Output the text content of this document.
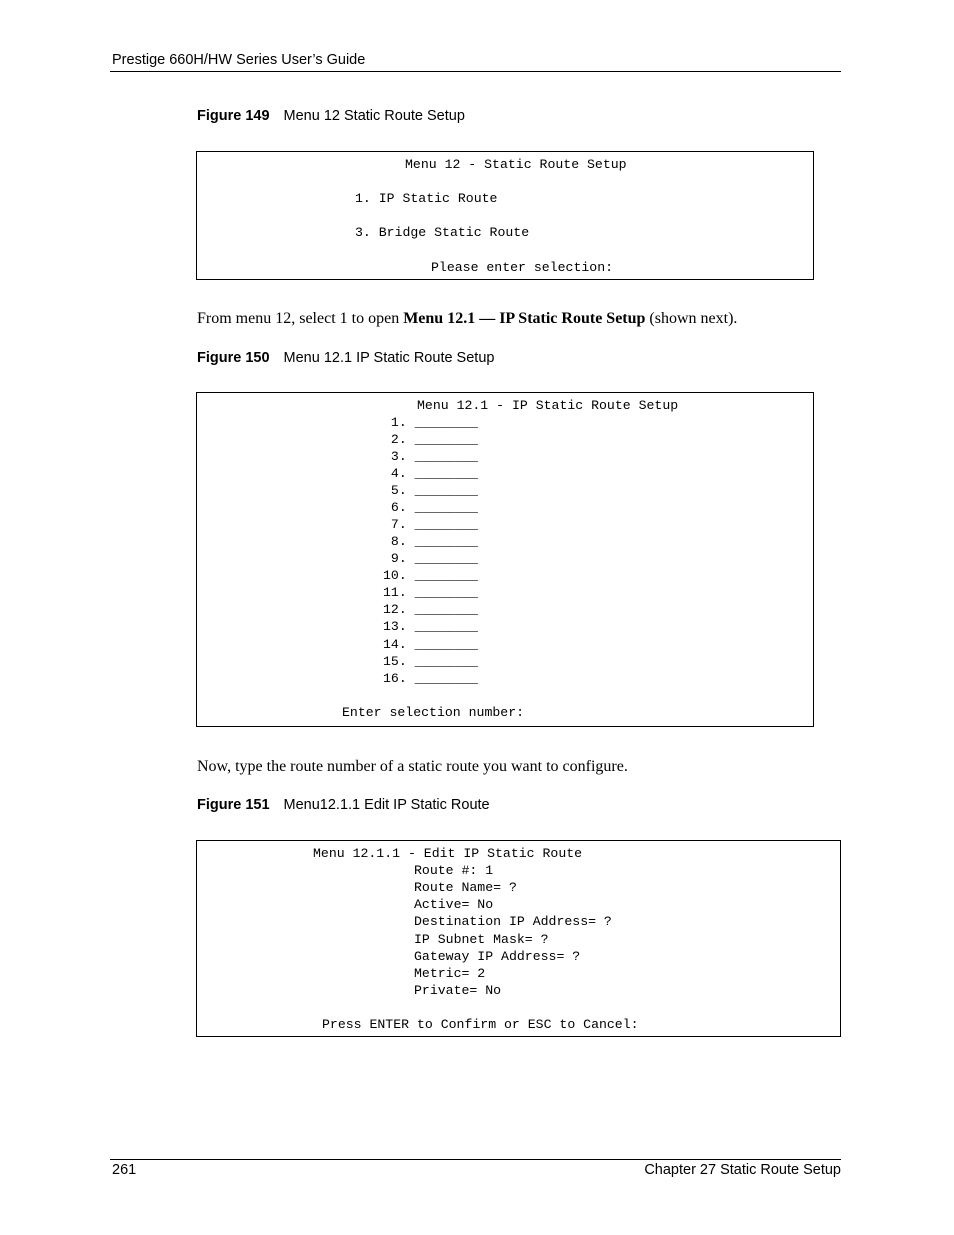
Prestige 660H/HW Series User’s Guide
Figure 149 Menu 12 Static Route Setup
Menu 12 - Static Route Setup
1. IP Static Route
3. Bridge Static Route
Please enter selection:
From menu 12, select 1 to open Menu 12.1 — IP Static Route Setup (shown next).
Figure 150 Menu 12.1 IP Static Route Setup
Menu 12.1 - IP Static Route Setup
1. ________
2. ________
3. ________
4. ________
5. ________
6. ________
7. ________
8. ________
9. ________
10. ________
11. ________
12. ________
13. ________
14. ________
15. ________
16. ________
Enter selection number:
Now, type the route number of a static route you want to configure.
Figure 151 Menu12.1.1 Edit IP Static Route
Menu 12.1.1 - Edit IP Static Route
Route #: 1
Route Name= ?
Active= No
Destination IP Address= ?
IP Subnet Mask= ?
Gateway IP Address= ?
Metric= 2
Private= No
Press ENTER to Confirm or ESC to Cancel:
261	Chapter 27 Static Route Setup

----------------

» Given task
Filter the listing for the word "Setup" and copy every line that holds it.

» Reply to the task
Figure 149 Menu 12 Static Route Setup
Menu 12 - Static Route Setup
From menu 12, select 1 to open Menu 12.1 — IP Static Route Setup (shown next).
Figure 150 Menu 12.1 IP Static Route Setup
Menu 12.1 - IP Static Route Setup
261	Chapter 27 Static Route Setup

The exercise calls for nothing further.